** INSTRUCTIONS TO FOLLOW **
Count every line that includes the string "this" in the entries that follow. Nothing besides the number is needed.
───── RECORD EXTRACTS
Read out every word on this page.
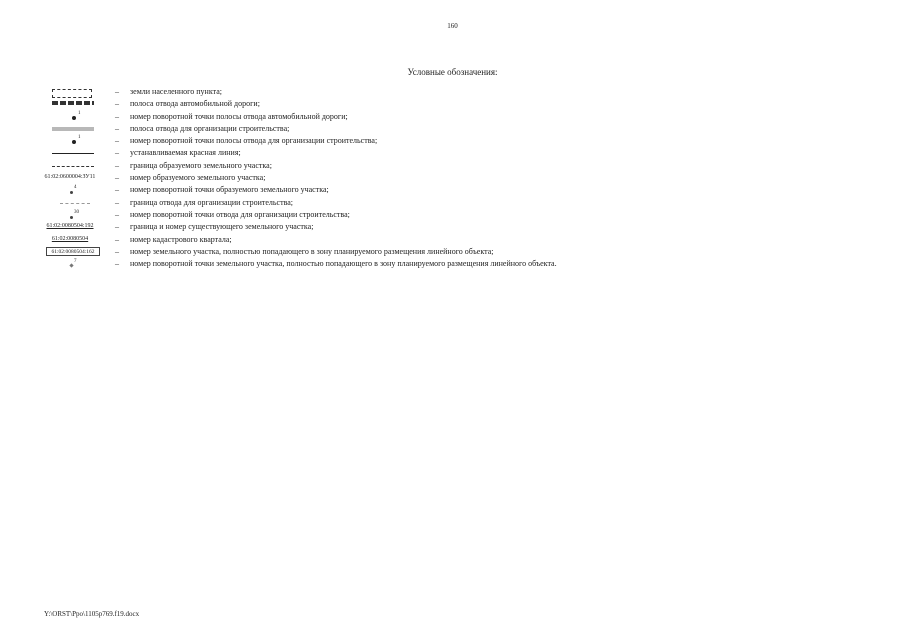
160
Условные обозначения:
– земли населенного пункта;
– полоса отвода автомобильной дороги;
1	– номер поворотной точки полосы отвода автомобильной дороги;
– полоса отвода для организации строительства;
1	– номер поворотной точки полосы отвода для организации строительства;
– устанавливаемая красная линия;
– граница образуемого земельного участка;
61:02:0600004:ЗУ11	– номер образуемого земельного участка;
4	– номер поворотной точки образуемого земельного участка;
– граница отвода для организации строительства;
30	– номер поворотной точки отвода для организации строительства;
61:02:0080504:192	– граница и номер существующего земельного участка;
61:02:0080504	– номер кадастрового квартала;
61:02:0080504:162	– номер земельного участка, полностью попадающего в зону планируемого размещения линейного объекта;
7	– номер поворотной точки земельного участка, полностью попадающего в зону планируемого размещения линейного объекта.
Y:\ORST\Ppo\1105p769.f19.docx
──────────
───── RECORD EXTRACTS
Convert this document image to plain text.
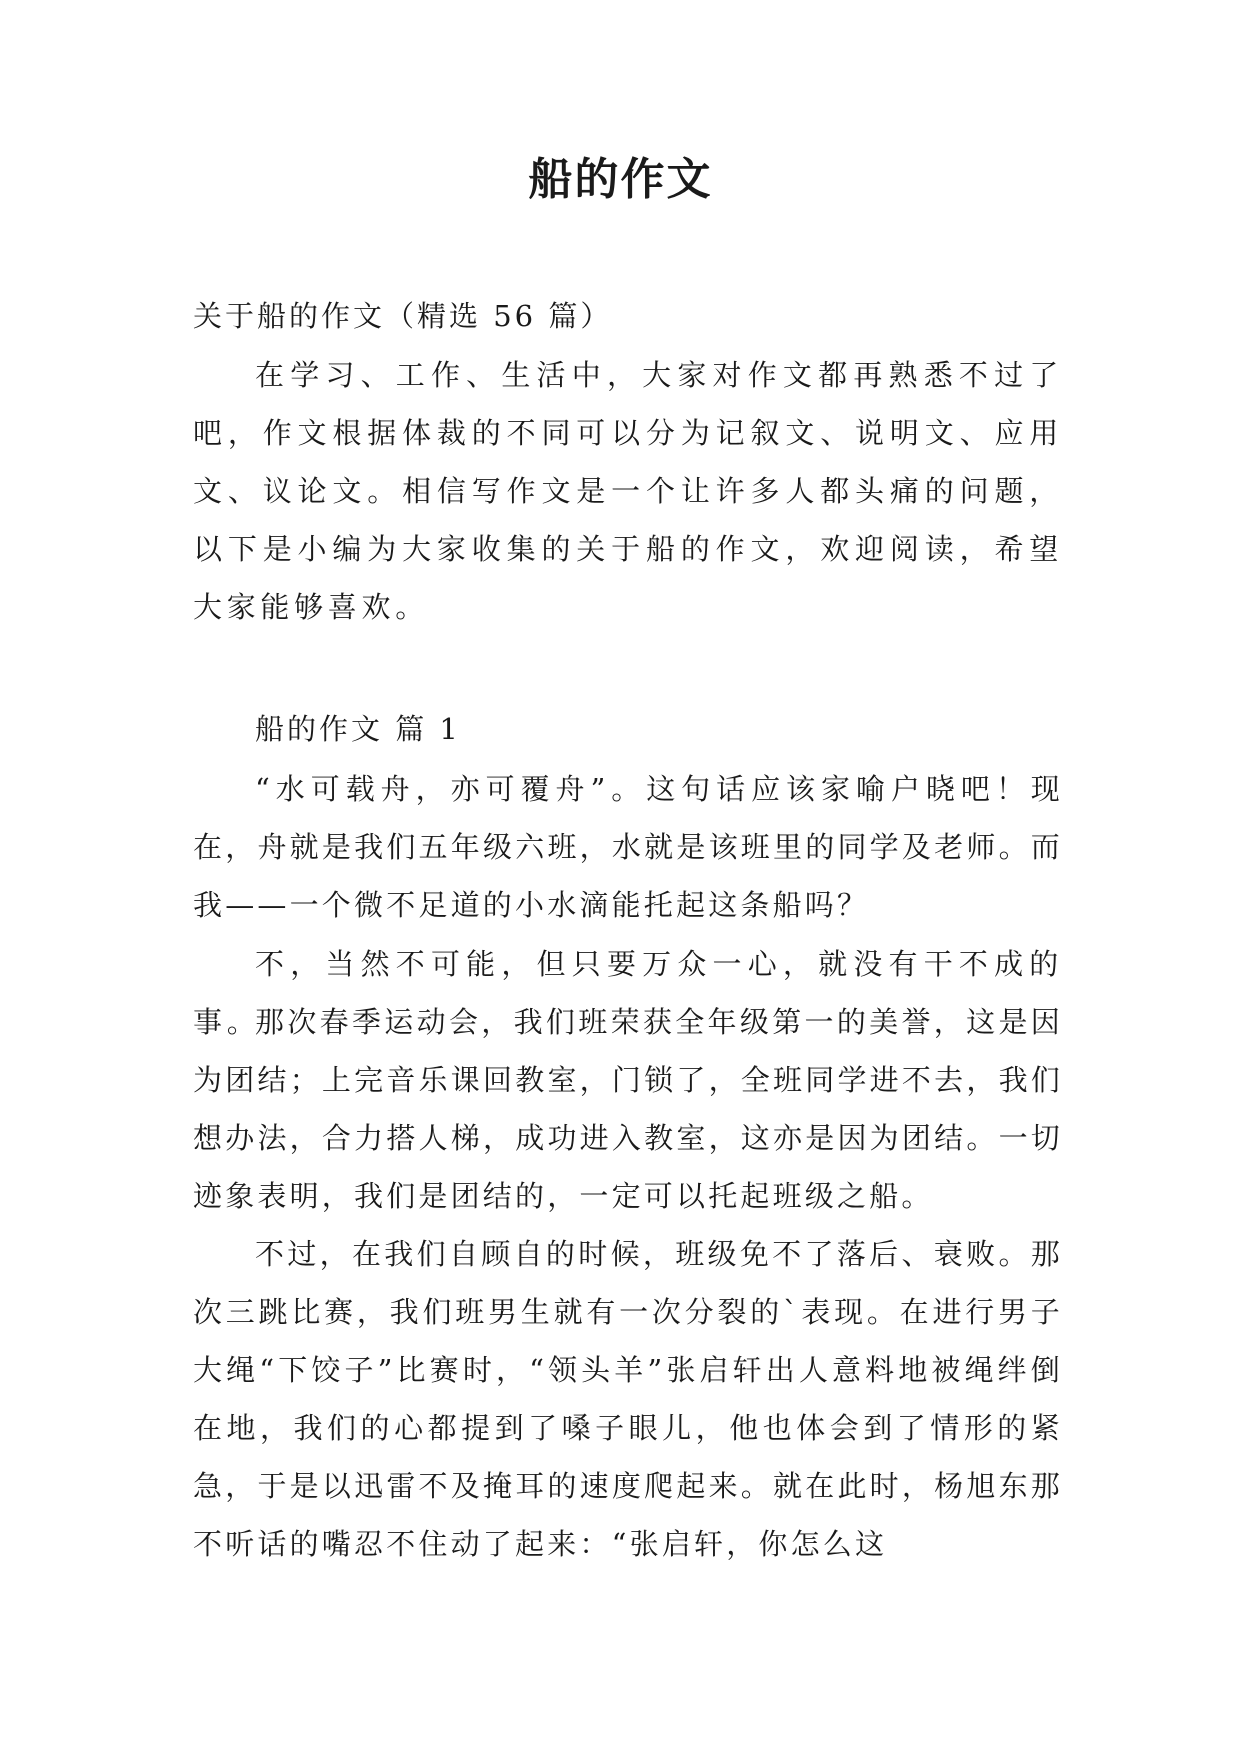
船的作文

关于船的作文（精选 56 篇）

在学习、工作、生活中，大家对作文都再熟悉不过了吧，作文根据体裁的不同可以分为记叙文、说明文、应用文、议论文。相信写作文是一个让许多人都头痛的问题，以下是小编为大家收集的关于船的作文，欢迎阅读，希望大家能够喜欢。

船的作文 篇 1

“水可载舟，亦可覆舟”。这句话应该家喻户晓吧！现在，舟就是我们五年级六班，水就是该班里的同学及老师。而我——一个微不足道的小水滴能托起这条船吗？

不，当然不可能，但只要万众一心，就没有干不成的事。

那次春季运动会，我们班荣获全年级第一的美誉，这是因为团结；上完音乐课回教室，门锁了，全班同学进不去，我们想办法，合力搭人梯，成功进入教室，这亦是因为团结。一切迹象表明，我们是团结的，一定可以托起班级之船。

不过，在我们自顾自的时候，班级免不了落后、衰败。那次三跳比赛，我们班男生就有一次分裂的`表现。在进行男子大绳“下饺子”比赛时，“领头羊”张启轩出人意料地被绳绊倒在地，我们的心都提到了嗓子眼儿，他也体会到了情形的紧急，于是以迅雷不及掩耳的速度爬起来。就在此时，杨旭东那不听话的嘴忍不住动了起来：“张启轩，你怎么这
──────────
** OUTPUT OF THE EXERCISE **
2